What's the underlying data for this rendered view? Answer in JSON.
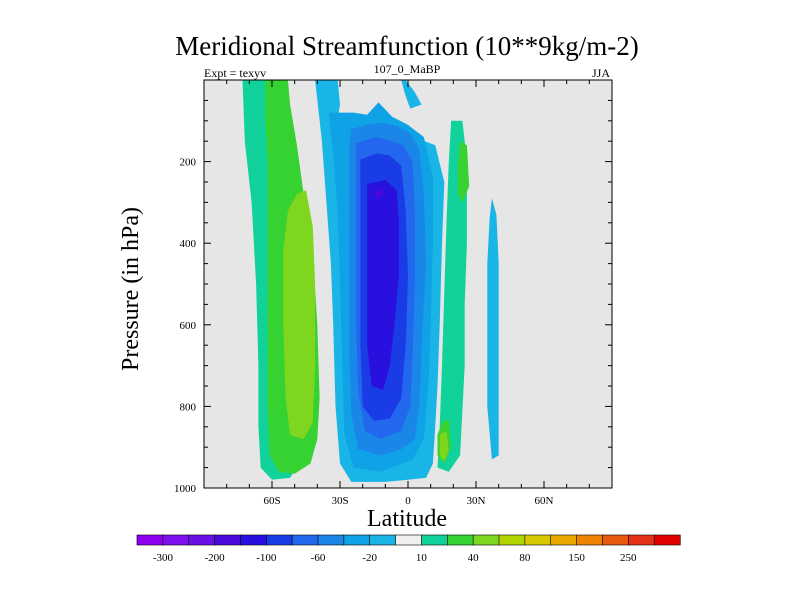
{
  "chart_data": {
    "type": "heatmap",
    "title": "Meridional Streamfunction (10**9kg/m-2)",
    "subtitle_left": "Expt = texyv",
    "subtitle_center": "107_0_MaBP",
    "subtitle_right": "JJA",
    "xlabel": "Latitude",
    "ylabel": "Pressure (in hPa)",
    "xlim": [
      -90,
      90
    ],
    "ylim": [
      1000,
      0
    ],
    "x_ticks": [
      {
        "value": -60,
        "label": "60S"
      },
      {
        "value": -30,
        "label": "30S"
      },
      {
        "value": 0,
        "label": "0"
      },
      {
        "value": 30,
        "label": "30N"
      },
      {
        "value": 60,
        "label": "60N"
      }
    ],
    "y_ticks": [
      {
        "value": 200,
        "label": "200"
      },
      {
        "value": 400,
        "label": "400"
      },
      {
        "value": 600,
        "label": "600"
      },
      {
        "value": 800,
        "label": "800"
      },
      {
        "value": 1000,
        "label": "1000"
      }
    ],
    "background_color": "#e6e6e6",
    "colorbar": {
      "levels": [
        -300,
        -250,
        -200,
        -150,
        -100,
        -80,
        -60,
        -40,
        -20,
        -10,
        10,
        20,
        40,
        60,
        80,
        100,
        150,
        200,
        250,
        300
      ],
      "shown_labels": [
        "-300",
        "-200",
        "-100",
        "-60",
        "-20",
        "10",
        "40",
        "80",
        "150",
        "250"
      ],
      "colors": [
        "#8f00ef",
        "#7d10ec",
        "#6a0fe6",
        "#4a08d9",
        "#2a10de",
        "#1a3ce6",
        "#2267ee",
        "#1a87e8",
        "#10a2e6",
        "#19b5e6",
        "#f0f0f0",
        "#10d29a",
        "#35d232",
        "#7ed61e",
        "#b2d400",
        "#d8c800",
        "#e9a800",
        "#ef8200",
        "#e75a10",
        "#e33218",
        "#e00000"
      ]
    },
    "regions": [
      {
        "level": 10,
        "color": "#10d29a",
        "points": [
          [
            -73,
            0
          ],
          [
            -63,
            0
          ],
          [
            -61,
            40
          ],
          [
            -59,
            100
          ],
          [
            -57,
            200
          ],
          [
            -53,
            320
          ],
          [
            -50,
            500
          ],
          [
            -48,
            700
          ],
          [
            -47,
            850
          ],
          [
            -48,
            940
          ],
          [
            -52,
            975
          ],
          [
            -60,
            980
          ],
          [
            -65,
            950
          ],
          [
            -66,
            850
          ],
          [
            -66,
            700
          ],
          [
            -67,
            500
          ],
          [
            -69,
            300
          ],
          [
            -72,
            150
          ]
        ]
      },
      {
        "level": 20,
        "color": "#35d232",
        "points": [
          [
            -63,
            0
          ],
          [
            -53,
            0
          ],
          [
            -52,
            60
          ],
          [
            -49,
            160
          ],
          [
            -46,
            280
          ],
          [
            -42,
            420
          ],
          [
            -40,
            600
          ],
          [
            -39,
            780
          ],
          [
            -40,
            880
          ],
          [
            -43,
            940
          ],
          [
            -50,
            965
          ],
          [
            -57,
            960
          ],
          [
            -61,
            920
          ],
          [
            -62,
            800
          ],
          [
            -62,
            600
          ],
          [
            -62,
            400
          ],
          [
            -62,
            200
          ],
          [
            -63,
            80
          ]
        ]
      },
      {
        "level": 40,
        "color": "#7ed61e",
        "points": [
          [
            -49,
            280
          ],
          [
            -45,
            270
          ],
          [
            -42,
            360
          ],
          [
            -41,
            500
          ],
          [
            -41,
            700
          ],
          [
            -42,
            840
          ],
          [
            -46,
            880
          ],
          [
            -52,
            870
          ],
          [
            -54,
            780
          ],
          [
            -55,
            600
          ],
          [
            -55,
            420
          ],
          [
            -53,
            320
          ]
        ]
      },
      {
        "level": 10,
        "color": "#10d29a",
        "points": [
          [
            19,
            100
          ],
          [
            24,
            100
          ],
          [
            26,
            200
          ],
          [
            26,
            400
          ],
          [
            25,
            550
          ],
          [
            25,
            700
          ],
          [
            23,
            920
          ],
          [
            18,
            960
          ],
          [
            13,
            950
          ],
          [
            14,
            850
          ],
          [
            15,
            700
          ],
          [
            16,
            520
          ],
          [
            17,
            350
          ],
          [
            18,
            200
          ]
        ]
      },
      {
        "level": 20,
        "color": "#35d232",
        "points": [
          [
            23,
            150
          ],
          [
            26,
            160
          ],
          [
            27,
            260
          ],
          [
            24,
            300
          ],
          [
            22,
            280
          ],
          [
            22,
            200
          ]
        ]
      },
      {
        "level": 20,
        "color": "#35d232",
        "points": [
          [
            15,
            840
          ],
          [
            18,
            830
          ],
          [
            19,
            900
          ],
          [
            16,
            940
          ],
          [
            13,
            920
          ],
          [
            13,
            870
          ]
        ]
      },
      {
        "level": 40,
        "color": "#7ed61e",
        "points": [
          [
            14,
            870
          ],
          [
            17,
            860
          ],
          [
            18,
            910
          ],
          [
            16,
            935
          ],
          [
            14,
            920
          ]
        ]
      },
      {
        "level": -10,
        "color": "#19b5e6",
        "points": [
          [
            37,
            290
          ],
          [
            39,
            330
          ],
          [
            40,
            450
          ],
          [
            40,
            620
          ],
          [
            40,
            800
          ],
          [
            40,
            920
          ],
          [
            37,
            930
          ],
          [
            35,
            800
          ],
          [
            35,
            600
          ],
          [
            35,
            450
          ],
          [
            36,
            340
          ]
        ]
      },
      {
        "level": -10,
        "color": "#19b5e6",
        "points": [
          [
            -41,
            0
          ],
          [
            -31,
            0
          ],
          [
            -30,
            60
          ],
          [
            -32,
            130
          ],
          [
            -20,
            140
          ],
          [
            -12,
            115
          ],
          [
            -6,
            140
          ],
          [
            3,
            140
          ],
          [
            12,
            160
          ],
          [
            16,
            250
          ],
          [
            15,
            400
          ],
          [
            14,
            600
          ],
          [
            13,
            750
          ],
          [
            12,
            850
          ],
          [
            11,
            940
          ],
          [
            8,
            975
          ],
          [
            0,
            980
          ],
          [
            -10,
            985
          ],
          [
            -25,
            985
          ],
          [
            -30,
            940
          ],
          [
            -32,
            800
          ],
          [
            -33,
            600
          ],
          [
            -34,
            450
          ],
          [
            -36,
            300
          ],
          [
            -38,
            150
          ]
        ]
      },
      {
        "level": -10,
        "color": "#19b5e6",
        "points": [
          [
            -3,
            0
          ],
          [
            -1,
            0
          ],
          [
            3,
            30
          ],
          [
            6,
            60
          ],
          [
            1,
            70
          ],
          [
            -1,
            40
          ]
        ]
      },
      {
        "level": -20,
        "color": "#10a2e6",
        "points": [
          [
            -35,
            80
          ],
          [
            -24,
            80
          ],
          [
            -18,
            85
          ],
          [
            -13,
            55
          ],
          [
            -7,
            90
          ],
          [
            0,
            110
          ],
          [
            7,
            140
          ],
          [
            11,
            240
          ],
          [
            11,
            400
          ],
          [
            10,
            600
          ],
          [
            9,
            750
          ],
          [
            7,
            880
          ],
          [
            2,
            930
          ],
          [
            -12,
            960
          ],
          [
            -24,
            950
          ],
          [
            -28,
            870
          ],
          [
            -29,
            700
          ],
          [
            -30,
            500
          ],
          [
            -31,
            330
          ],
          [
            -33,
            180
          ]
        ]
      },
      {
        "level": -40,
        "color": "#1a87e8",
        "points": [
          [
            -25,
            120
          ],
          [
            -17,
            108
          ],
          [
            -11,
            105
          ],
          [
            -5,
            112
          ],
          [
            1,
            130
          ],
          [
            5,
            170
          ],
          [
            7,
            280
          ],
          [
            8,
            450
          ],
          [
            6,
            650
          ],
          [
            5,
            800
          ],
          [
            3,
            880
          ],
          [
            -3,
            905
          ],
          [
            -12,
            920
          ],
          [
            -22,
            905
          ],
          [
            -25,
            820
          ],
          [
            -26,
            650
          ],
          [
            -26,
            450
          ],
          [
            -26,
            280
          ],
          [
            -26,
            170
          ]
        ]
      },
      {
        "level": -60,
        "color": "#2267ee",
        "points": [
          [
            -23,
            155
          ],
          [
            -14,
            140
          ],
          [
            -8,
            148
          ],
          [
            -2,
            160
          ],
          [
            2,
            200
          ],
          [
            3,
            320
          ],
          [
            3,
            500
          ],
          [
            2,
            680
          ],
          [
            1,
            800
          ],
          [
            -3,
            860
          ],
          [
            -12,
            880
          ],
          [
            -19,
            860
          ],
          [
            -22,
            760
          ],
          [
            -23,
            580
          ],
          [
            -23,
            400
          ],
          [
            -23,
            250
          ]
        ]
      },
      {
        "level": -80,
        "color": "#1a3ce6",
        "points": [
          [
            -21,
            195
          ],
          [
            -14,
            180
          ],
          [
            -8,
            185
          ],
          [
            -3,
            210
          ],
          [
            -1,
            320
          ],
          [
            0,
            480
          ],
          [
            -1,
            650
          ],
          [
            -3,
            780
          ],
          [
            -8,
            830
          ],
          [
            -15,
            835
          ],
          [
            -20,
            800
          ],
          [
            -21,
            650
          ],
          [
            -21,
            470
          ],
          [
            -21,
            300
          ]
        ]
      },
      {
        "level": -100,
        "color": "#2a10de",
        "points": [
          [
            -18,
            255
          ],
          [
            -10,
            245
          ],
          [
            -5,
            270
          ],
          [
            -4,
            350
          ],
          [
            -4,
            480
          ],
          [
            -6,
            600
          ],
          [
            -8,
            700
          ],
          [
            -11,
            760
          ],
          [
            -16,
            750
          ],
          [
            -18,
            650
          ],
          [
            -18,
            500
          ],
          [
            -18,
            370
          ]
        ]
      },
      {
        "level": -150,
        "color": "#4a08d9",
        "points": [
          [
            -14,
            270
          ],
          [
            -12,
            265
          ],
          [
            -11,
            280
          ],
          [
            -13,
            290
          ],
          [
            -15,
            282
          ]
        ]
      }
    ]
  }
}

DO THIS - In the material above, find each line that contains the word "value", and select it.

OUTPUT OF THE EXERCISE -
        "value": -60,
        "value": -30,
        "value": 0,
        "value": 30,
        "value": 60,
        "value": 200,
        "value": 400,
        "value": 600,
        "value": 800,
        "value": 1000,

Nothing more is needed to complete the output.